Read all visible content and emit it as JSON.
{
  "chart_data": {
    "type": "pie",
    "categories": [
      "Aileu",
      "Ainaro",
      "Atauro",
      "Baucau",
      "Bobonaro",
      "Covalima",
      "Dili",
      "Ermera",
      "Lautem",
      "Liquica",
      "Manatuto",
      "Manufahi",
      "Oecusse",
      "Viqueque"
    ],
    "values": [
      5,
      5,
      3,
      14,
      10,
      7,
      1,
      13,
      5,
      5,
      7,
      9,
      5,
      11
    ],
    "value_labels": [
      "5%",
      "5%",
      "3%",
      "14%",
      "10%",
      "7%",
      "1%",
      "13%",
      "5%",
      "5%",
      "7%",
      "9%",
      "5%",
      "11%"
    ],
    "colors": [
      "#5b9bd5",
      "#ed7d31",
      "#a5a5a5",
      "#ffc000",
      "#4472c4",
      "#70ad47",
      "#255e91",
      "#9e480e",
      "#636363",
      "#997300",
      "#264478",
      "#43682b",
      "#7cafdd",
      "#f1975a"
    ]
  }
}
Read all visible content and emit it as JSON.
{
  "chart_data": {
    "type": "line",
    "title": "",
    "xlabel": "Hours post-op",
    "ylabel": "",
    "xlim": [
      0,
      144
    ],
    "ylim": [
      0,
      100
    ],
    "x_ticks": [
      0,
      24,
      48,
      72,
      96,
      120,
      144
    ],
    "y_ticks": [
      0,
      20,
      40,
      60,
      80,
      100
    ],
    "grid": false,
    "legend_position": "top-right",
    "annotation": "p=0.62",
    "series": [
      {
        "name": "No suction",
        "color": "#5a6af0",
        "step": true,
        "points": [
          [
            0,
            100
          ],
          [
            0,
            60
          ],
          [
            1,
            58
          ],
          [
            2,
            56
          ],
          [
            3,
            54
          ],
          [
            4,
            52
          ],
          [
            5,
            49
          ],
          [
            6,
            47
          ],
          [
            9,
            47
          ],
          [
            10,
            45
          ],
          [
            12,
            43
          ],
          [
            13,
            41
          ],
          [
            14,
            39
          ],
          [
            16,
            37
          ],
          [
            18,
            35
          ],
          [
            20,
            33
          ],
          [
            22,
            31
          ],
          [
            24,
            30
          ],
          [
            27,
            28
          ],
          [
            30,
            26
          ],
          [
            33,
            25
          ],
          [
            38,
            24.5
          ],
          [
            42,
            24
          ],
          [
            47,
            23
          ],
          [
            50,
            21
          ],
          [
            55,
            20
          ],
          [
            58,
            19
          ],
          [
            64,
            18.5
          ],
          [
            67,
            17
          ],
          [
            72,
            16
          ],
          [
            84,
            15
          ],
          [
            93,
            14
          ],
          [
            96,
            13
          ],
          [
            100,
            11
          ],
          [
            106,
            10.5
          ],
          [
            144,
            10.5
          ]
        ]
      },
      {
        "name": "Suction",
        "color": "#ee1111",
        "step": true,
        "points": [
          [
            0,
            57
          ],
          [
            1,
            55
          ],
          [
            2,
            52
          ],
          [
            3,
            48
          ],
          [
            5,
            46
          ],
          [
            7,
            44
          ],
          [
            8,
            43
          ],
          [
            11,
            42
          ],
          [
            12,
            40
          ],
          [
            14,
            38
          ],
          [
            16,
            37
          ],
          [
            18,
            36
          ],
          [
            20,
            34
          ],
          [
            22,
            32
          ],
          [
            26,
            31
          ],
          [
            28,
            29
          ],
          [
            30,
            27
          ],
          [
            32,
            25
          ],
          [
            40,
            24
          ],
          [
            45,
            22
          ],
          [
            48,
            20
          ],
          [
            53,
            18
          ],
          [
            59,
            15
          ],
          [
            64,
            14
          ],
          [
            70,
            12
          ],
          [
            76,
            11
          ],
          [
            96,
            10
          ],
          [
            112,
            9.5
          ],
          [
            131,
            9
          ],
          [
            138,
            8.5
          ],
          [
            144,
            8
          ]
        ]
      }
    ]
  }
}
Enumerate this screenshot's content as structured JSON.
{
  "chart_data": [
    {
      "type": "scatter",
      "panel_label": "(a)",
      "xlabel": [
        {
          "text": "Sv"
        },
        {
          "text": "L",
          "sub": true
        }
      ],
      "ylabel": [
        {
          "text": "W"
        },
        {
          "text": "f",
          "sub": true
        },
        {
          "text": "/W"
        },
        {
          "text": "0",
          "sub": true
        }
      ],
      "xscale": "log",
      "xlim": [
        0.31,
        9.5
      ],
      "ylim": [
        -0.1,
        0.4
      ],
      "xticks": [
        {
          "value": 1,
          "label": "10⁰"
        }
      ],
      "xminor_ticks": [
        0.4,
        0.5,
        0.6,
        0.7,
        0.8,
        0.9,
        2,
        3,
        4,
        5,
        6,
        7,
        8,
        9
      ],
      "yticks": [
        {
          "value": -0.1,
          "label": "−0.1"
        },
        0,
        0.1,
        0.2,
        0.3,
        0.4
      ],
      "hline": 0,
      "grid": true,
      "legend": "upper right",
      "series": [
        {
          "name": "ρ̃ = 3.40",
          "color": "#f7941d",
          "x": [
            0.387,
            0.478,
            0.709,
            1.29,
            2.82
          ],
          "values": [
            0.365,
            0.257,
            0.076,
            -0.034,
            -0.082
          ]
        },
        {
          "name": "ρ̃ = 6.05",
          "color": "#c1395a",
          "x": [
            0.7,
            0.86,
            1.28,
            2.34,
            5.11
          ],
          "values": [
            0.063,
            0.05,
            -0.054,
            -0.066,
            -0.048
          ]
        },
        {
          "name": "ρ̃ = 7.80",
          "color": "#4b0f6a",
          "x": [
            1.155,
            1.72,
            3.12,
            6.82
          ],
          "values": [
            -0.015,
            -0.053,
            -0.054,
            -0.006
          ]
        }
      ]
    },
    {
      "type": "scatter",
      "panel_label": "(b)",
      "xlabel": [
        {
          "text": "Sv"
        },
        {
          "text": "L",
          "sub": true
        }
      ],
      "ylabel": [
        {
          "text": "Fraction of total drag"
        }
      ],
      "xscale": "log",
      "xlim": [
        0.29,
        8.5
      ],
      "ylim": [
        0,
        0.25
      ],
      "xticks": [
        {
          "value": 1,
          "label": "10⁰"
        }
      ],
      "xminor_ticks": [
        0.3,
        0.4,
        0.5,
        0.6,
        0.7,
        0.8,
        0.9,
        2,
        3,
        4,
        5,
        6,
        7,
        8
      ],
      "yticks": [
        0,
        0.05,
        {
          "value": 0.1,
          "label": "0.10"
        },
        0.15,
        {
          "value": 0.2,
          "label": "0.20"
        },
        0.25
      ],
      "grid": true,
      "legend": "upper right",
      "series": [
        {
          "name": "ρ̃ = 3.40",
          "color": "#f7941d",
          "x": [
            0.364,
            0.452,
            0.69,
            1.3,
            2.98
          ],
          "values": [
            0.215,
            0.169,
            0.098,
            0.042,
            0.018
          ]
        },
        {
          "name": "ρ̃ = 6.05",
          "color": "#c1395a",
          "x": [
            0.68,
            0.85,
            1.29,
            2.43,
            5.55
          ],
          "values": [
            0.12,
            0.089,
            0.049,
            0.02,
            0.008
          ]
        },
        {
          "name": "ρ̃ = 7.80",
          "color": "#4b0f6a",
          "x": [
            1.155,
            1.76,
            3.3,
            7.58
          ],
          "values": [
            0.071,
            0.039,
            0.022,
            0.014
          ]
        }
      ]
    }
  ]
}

**SET TASK:** Transcribe the records above exactly as they appear.

**EXERCISE RESPONSE:**
Read all visible content and emit it as JSON.
{
  "chart_data": {
    "type": "pie",
    "categories": [
      "Aileu",
      "Ainaro",
      "Atauro",
      "Baucau",
      "Bobonaro",
      "Covalima",
      "Dili",
      "Ermera",
      "Lautem",
      "Liquica",
      "Manatuto",
      "Manufahi",
      "Oecusse",
      "Viqueque"
    ],
    "values": [
      5,
      5,
      3,
      14,
      10,
      7,
      1,
      13,
      5,
      5,
      7,
      9,
      5,
      11
    ],
    "value_labels": [
      "5%",
      "5%",
      "3%",
      "14%",
      "10%",
      "7%",
      "1%",
      "13%",
      "5%",
      "5%",
      "7%",
      "9%",
      "5%",
      "11%"
    ],
    "colors": [
      "#5b9bd5",
      "#ed7d31",
      "#a5a5a5",
      "#ffc000",
      "#4472c4",
      "#70ad47",
      "#255e91",
      "#9e480e",
      "#636363",
      "#997300",
      "#264478",
      "#43682b",
      "#7cafdd",
      "#f1975a"
    ]
  }
}
Read all visible content and emit it as JSON.
{
  "chart_data": {
    "type": "line",
    "title": "",
    "xlabel": "Hours post-op",
    "ylabel": "",
    "xlim": [
      0,
      144
    ],
    "ylim": [
      0,
      100
    ],
    "x_ticks": [
      0,
      24,
      48,
      72,
      96,
      120,
      144
    ],
    "y_ticks": [
      0,
      20,
      40,
      60,
      80,
      100
    ],
    "grid": false,
    "legend_position": "top-right",
    "annotation": "p=0.62",
    "series": [
      {
        "name": "No suction",
        "color": "#5a6af0",
        "step": true,
        "points": [
          [
            0,
            100
          ],
          [
            0,
            60
          ],
          [
            1,
            58
          ],
          [
            2,
            56
          ],
          [
            3,
            54
          ],
          [
            4,
            52
          ],
          [
            5,
            49
          ],
          [
            6,
            47
          ],
          [
            9,
            47
          ],
          [
            10,
            45
          ],
          [
            12,
            43
          ],
          [
            13,
            41
          ],
          [
            14,
            39
          ],
          [
            16,
            37
          ],
          [
            18,
            35
          ],
          [
            20,
            33
          ],
          [
            22,
            31
          ],
          [
            24,
            30
          ],
          [
            27,
            28
          ],
          [
            30,
            26
          ],
          [
            33,
            25
          ],
          [
            38,
            24.5
          ],
          [
            42,
            24
          ],
          [
            47,
            23
          ],
          [
            50,
            21
          ],
          [
            55,
            20
          ],
          [
            58,
            19
          ],
          [
            64,
            18.5
          ],
          [
            67,
            17
          ],
          [
            72,
            16
          ],
          [
            84,
            15
          ],
          [
            93,
            14
          ],
          [
            96,
            13
          ],
          [
            100,
            11
          ],
          [
            106,
            10.5
          ],
          [
            144,
            10.5
          ]
        ]
      },
      {
        "name": "Suction",
        "color": "#ee1111",
        "step": true,
        "points": [
          [
            0,
            57
          ],
          [
            1,
            55
          ],
          [
            2,
            52
          ],
          [
            3,
            48
          ],
          [
            5,
            46
          ],
          [
            7,
            44
          ],
          [
            8,
            43
          ],
          [
            11,
            42
          ],
          [
            12,
            40
          ],
          [
            14,
            38
          ],
          [
            16,
            37
          ],
          [
            18,
            36
          ],
          [
            20,
            34
          ],
          [
            22,
            32
          ],
          [
            26,
            31
          ],
          [
            28,
            29
          ],
          [
            30,
            27
          ],
          [
            32,
            25
          ],
          [
            40,
            24
          ],
          [
            45,
            22
          ],
          [
            48,
            20
          ],
          [
            53,
            18
          ],
          [
            59,
            15
          ],
          [
            64,
            14
          ],
          [
            70,
            12
          ],
          [
            76,
            11
          ],
          [
            96,
            10
          ],
          [
            112,
            9.5
          ],
          [
            131,
            9
          ],
          [
            138,
            8.5
          ],
          [
            144,
            8
          ]
        ]
      }
    ]
  }
}
Enumerate this screenshot's content as structured JSON.
{
  "chart_data": [
    {
      "type": "scatter",
      "panel_label": "(a)",
      "xlabel": [
        {
          "text": "Sv"
        },
        {
          "text": "L",
          "sub": true
        }
      ],
      "ylabel": [
        {
          "text": "W"
        },
        {
          "text": "f",
          "sub": true
        },
        {
          "text": "/W"
        },
        {
          "text": "0",
          "sub": true
        }
      ],
      "xscale": "log",
      "xlim": [
        0.31,
        9.5
      ],
      "ylim": [
        -0.1,
        0.4
      ],
      "xticks": [
        {
          "value": 1,
          "label": "10⁰"
        }
      ],
      "xminor_ticks": [
        0.4,
        0.5,
        0.6,
        0.7,
        0.8,
        0.9,
        2,
        3,
        4,
        5,
        6,
        7,
        8,
        9
      ],
      "yticks": [
        {
          "value": -0.1,
          "label": "−0.1"
        },
        0,
        0.1,
        0.2,
        0.3,
        0.4
      ],
      "hline": 0,
      "grid": true,
      "legend": "upper right",
      "series": [
        {
          "name": "ρ̃ = 3.40",
          "color": "#f7941d",
          "x": [
            0.387,
            0.478,
            0.709,
            1.29,
            2.82
          ],
          "values": [
            0.365,
            0.257,
            0.076,
            -0.034,
            -0.082
          ]
        },
        {
          "name": "ρ̃ = 6.05",
          "color": "#c1395a",
          "x": [
            0.7,
            0.86,
            1.28,
            2.34,
            5.11
          ],
          "values": [
            0.063,
            0.05,
            -0.054,
            -0.066,
            -0.048
          ]
        },
        {
          "name": "ρ̃ = 7.80",
          "color": "#4b0f6a",
          "x": [
            1.155,
            1.72,
            3.12,
            6.82
          ],
          "values": [
            -0.015,
            -0.053,
            -0.054,
            -0.006
          ]
        }
      ]
    },
    {
      "type": "scatter",
      "panel_label": "(b)",
      "xlabel": [
        {
          "text": "Sv"
        },
        {
          "text": "L",
          "sub": true
        }
      ],
      "ylabel": [
        {
          "text": "Fraction of total drag"
        }
      ],
      "xscale": "log",
      "xlim": [
        0.29,
        8.5
      ],
      "ylim": [
        0,
        0.25
      ],
      "xticks": [
        {
          "value": 1,
          "label": "10⁰"
        }
      ],
      "xminor_ticks": [
        0.3,
        0.4,
        0.5,
        0.6,
        0.7,
        0.8,
        0.9,
        2,
        3,
        4,
        5,
        6,
        7,
        8
      ],
      "yticks": [
        0,
        0.05,
        {
          "value": 0.1,
          "label": "0.10"
        },
        0.15,
        {
          "value": 0.2,
          "label": "0.20"
        },
        0.25
      ],
      "grid": true,
      "legend": "upper right",
      "series": [
        {
          "name": "ρ̃ = 3.40",
          "color": "#f7941d",
          "x": [
            0.364,
            0.452,
            0.69,
            1.3,
            2.98
          ],
          "values": [
            0.215,
            0.169,
            0.098,
            0.042,
            0.018
          ]
        },
        {
          "name": "ρ̃ = 6.05",
          "color": "#c1395a",
          "x": [
            0.68,
            0.85,
            1.29,
            2.43,
            5.55
          ],
          "values": [
            0.12,
            0.089,
            0.049,
            0.02,
            0.008
          ]
        },
        {
          "name": "ρ̃ = 7.80",
          "color": "#4b0f6a",
          "x": [
            1.155,
            1.76,
            3.3,
            7.58
          ],
          "values": [
            0.071,
            0.039,
            0.022,
            0.014
          ]
        }
      ]
    }
  ]
}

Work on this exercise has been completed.